### Goal
Omit all pictures and give the records below again exactly as written.

(Extracted data entries)
* * * *

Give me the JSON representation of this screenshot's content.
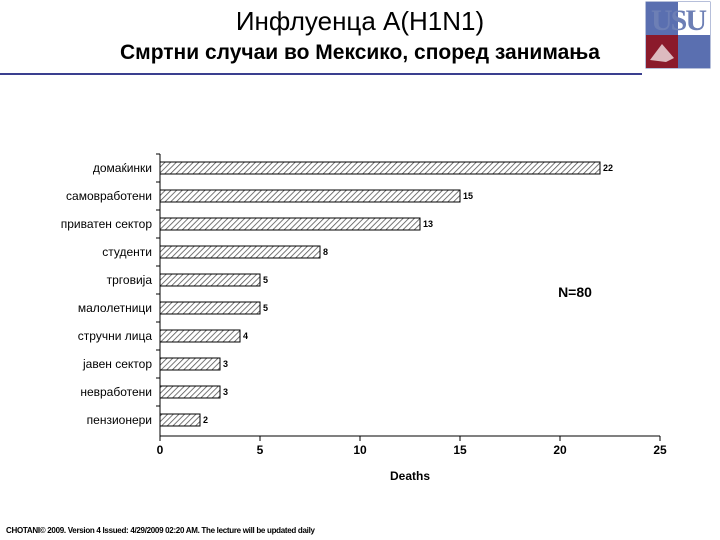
{
  "slide": {
    "title": "Инфлуенца A(H1N1)",
    "subtitle": "Смртни случаи во Мексико, според занимања",
    "logo_text": "USU",
    "footer": "CHOTANI© 2009. Version 4 Issued: 4/29/2009 02:20 AM. The lecture will be updated daily"
  },
  "chart_data": {
    "type": "bar",
    "orientation": "horizontal",
    "categories": [
      "домаќинки",
      "самовработени",
      "приватен сектор",
      "студенти",
      "трговија",
      "малолетници",
      "стручни лица",
      "јавен сектор",
      "невработени",
      "пензионери"
    ],
    "values": [
      22,
      15,
      13,
      8,
      5,
      5,
      4,
      3,
      3,
      2
    ],
    "xlabel": "Deaths",
    "ylabel": "",
    "xlim": [
      0,
      25
    ],
    "xticks": [
      0,
      5,
      10,
      15,
      20,
      25
    ],
    "annotation": "N=80",
    "grid": false,
    "bar_fill": "diagonal-hatch",
    "colors": {
      "bar_stroke": "#000000",
      "hatch": "#555555"
    }
  }
}
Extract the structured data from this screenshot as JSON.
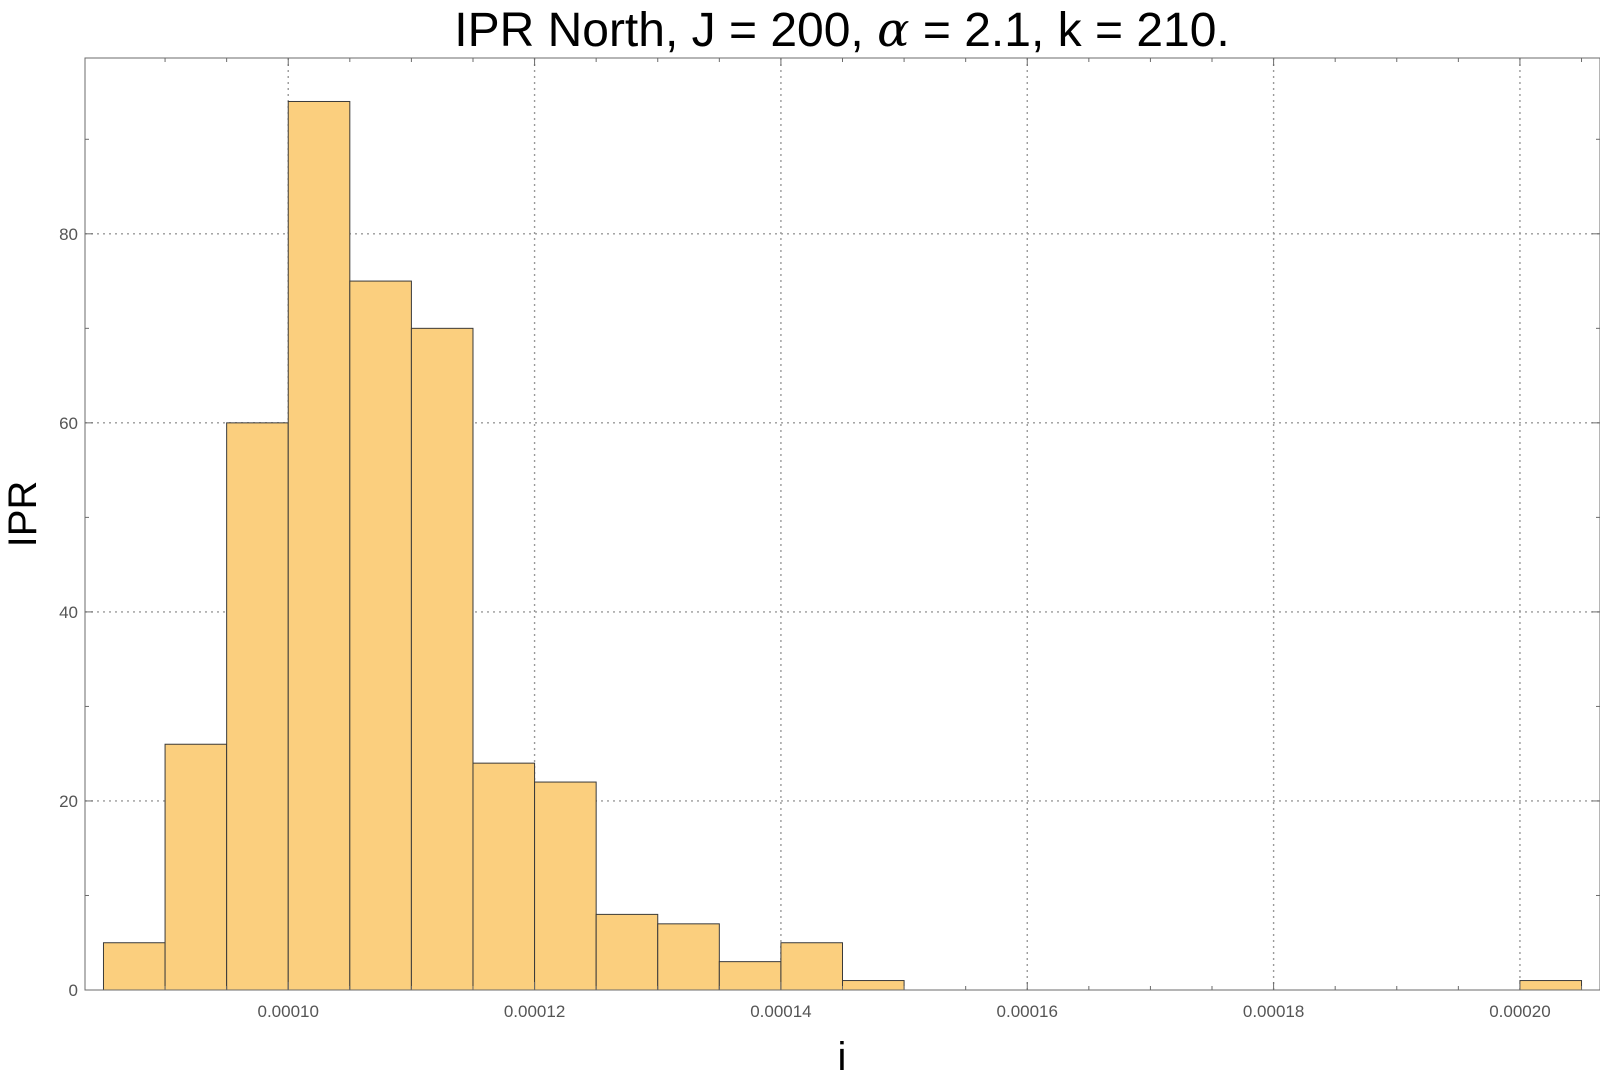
{
  "chart_data": {
    "type": "bar",
    "title_parts": [
      "IPR North, J = 200, ",
      "α",
      " = 2.1, k = 210."
    ],
    "xlabel": "i",
    "ylabel": "IPR",
    "xlim": [
      8.35e-05,
      0.0002065
    ],
    "ylim": [
      0,
      98.6
    ],
    "grid": true,
    "bin_width": 5e-06,
    "bins": [
      {
        "start": 8.5e-05,
        "end": 9e-05,
        "value": 5
      },
      {
        "start": 9e-05,
        "end": 9.5e-05,
        "value": 26
      },
      {
        "start": 9.5e-05,
        "end": 0.0001,
        "value": 60
      },
      {
        "start": 0.0001,
        "end": 0.000105,
        "value": 94
      },
      {
        "start": 0.000105,
        "end": 0.00011,
        "value": 75
      },
      {
        "start": 0.00011,
        "end": 0.000115,
        "value": 70
      },
      {
        "start": 0.000115,
        "end": 0.00012,
        "value": 24
      },
      {
        "start": 0.00012,
        "end": 0.000125,
        "value": 22
      },
      {
        "start": 0.000125,
        "end": 0.00013,
        "value": 8
      },
      {
        "start": 0.00013,
        "end": 0.000135,
        "value": 7
      },
      {
        "start": 0.000135,
        "end": 0.00014,
        "value": 3
      },
      {
        "start": 0.00014,
        "end": 0.000145,
        "value": 5
      },
      {
        "start": 0.000145,
        "end": 0.00015,
        "value": 1
      },
      {
        "start": 0.0002,
        "end": 0.000205,
        "value": 1
      }
    ],
    "x_ticks": [
      {
        "value": 0.0001,
        "label": "0.00010"
      },
      {
        "value": 0.00012,
        "label": "0.00012"
      },
      {
        "value": 0.00014,
        "label": "0.00014"
      },
      {
        "value": 0.00016,
        "label": "0.00016"
      },
      {
        "value": 0.00018,
        "label": "0.00018"
      },
      {
        "value": 0.0002,
        "label": "0.00020"
      }
    ],
    "y_ticks": [
      {
        "value": 0,
        "label": "0"
      },
      {
        "value": 20,
        "label": "20"
      },
      {
        "value": 40,
        "label": "40"
      },
      {
        "value": 60,
        "label": "60"
      },
      {
        "value": 80,
        "label": "80"
      }
    ],
    "colors": {
      "bar_fill": "#fbcf7e",
      "bar_edge": "#3a3a3a",
      "grid": "#9a9a9a",
      "frame": "#6b6b6b"
    }
  }
}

* * * *

### Task output
Give me the JSON representation of this screenshot's content.
{
  "slide": {
    "title": "Инфлуенца A(H1N1)",
    "subtitle": "Смртни случаи во Мексико, според занимања",
    "logo_text": "USU",
    "footer": "CHOTANI© 2009. Version 4 Issued: 4/29/2009 02:20 AM. The lecture will be updated daily"
  },
  "chart_data": {
    "type": "bar",
    "orientation": "horizontal",
    "categories": [
      "домаќинки",
      "самовработени",
      "приватен сектор",
      "студенти",
      "трговија",
      "малолетници",
      "стручни лица",
      "јавен сектор",
      "невработени",
      "пензионери"
    ],
    "values": [
      22,
      15,
      13,
      8,
      5,
      5,
      4,
      3,
      3,
      2
    ],
    "xlabel": "Deaths",
    "ylabel": "",
    "xlim": [
      0,
      25
    ],
    "xticks": [
      0,
      5,
      10,
      15,
      20,
      25
    ],
    "annotation": "N=80",
    "grid": false,
    "bar_fill": "diagonal-hatch",
    "colors": {
      "bar_stroke": "#000000",
      "hatch": "#555555"
    }
  }
}
Extract the structured data from this screenshot as JSON.
{
  "chart_data": {
    "type": "bar",
    "title_parts": [
      "IPR North, J = 200, ",
      "α",
      " = 2.1, k = 210."
    ],
    "xlabel": "i",
    "ylabel": "IPR",
    "xlim": [
      8.35e-05,
      0.0002065
    ],
    "ylim": [
      0,
      98.6
    ],
    "grid": true,
    "bin_width": 5e-06,
    "bins": [
      {
        "start": 8.5e-05,
        "end": 9e-05,
        "value": 5
      },
      {
        "start": 9e-05,
        "end": 9.5e-05,
        "value": 26
      },
      {
        "start": 9.5e-05,
        "end": 0.0001,
        "value": 60
      },
      {
        "start": 0.0001,
        "end": 0.000105,
        "value": 94
      },
      {
        "start": 0.000105,
        "end": 0.00011,
        "value": 75
      },
      {
        "start": 0.00011,
        "end": 0.000115,
        "value": 70
      },
      {
        "start": 0.000115,
        "end": 0.00012,
        "value": 24
      },
      {
        "start": 0.00012,
        "end": 0.000125,
        "value": 22
      },
      {
        "start": 0.000125,
        "end": 0.00013,
        "value": 8
      },
      {
        "start": 0.00013,
        "end": 0.000135,
        "value": 7
      },
      {
        "start": 0.000135,
        "end": 0.00014,
        "value": 3
      },
      {
        "start": 0.00014,
        "end": 0.000145,
        "value": 5
      },
      {
        "start": 0.000145,
        "end": 0.00015,
        "value": 1
      },
      {
        "start": 0.0002,
        "end": 0.000205,
        "value": 1
      }
    ],
    "x_ticks": [
      {
        "value": 0.0001,
        "label": "0.00010"
      },
      {
        "value": 0.00012,
        "label": "0.00012"
      },
      {
        "value": 0.00014,
        "label": "0.00014"
      },
      {
        "value": 0.00016,
        "label": "0.00016"
      },
      {
        "value": 0.00018,
        "label": "0.00018"
      },
      {
        "value": 0.0002,
        "label": "0.00020"
      }
    ],
    "y_ticks": [
      {
        "value": 0,
        "label": "0"
      },
      {
        "value": 20,
        "label": "20"
      },
      {
        "value": 40,
        "label": "40"
      },
      {
        "value": 60,
        "label": "60"
      },
      {
        "value": 80,
        "label": "80"
      }
    ],
    "colors": {
      "bar_fill": "#fbcf7e",
      "bar_edge": "#3a3a3a",
      "grid": "#9a9a9a",
      "frame": "#6b6b6b"
    }
  }
}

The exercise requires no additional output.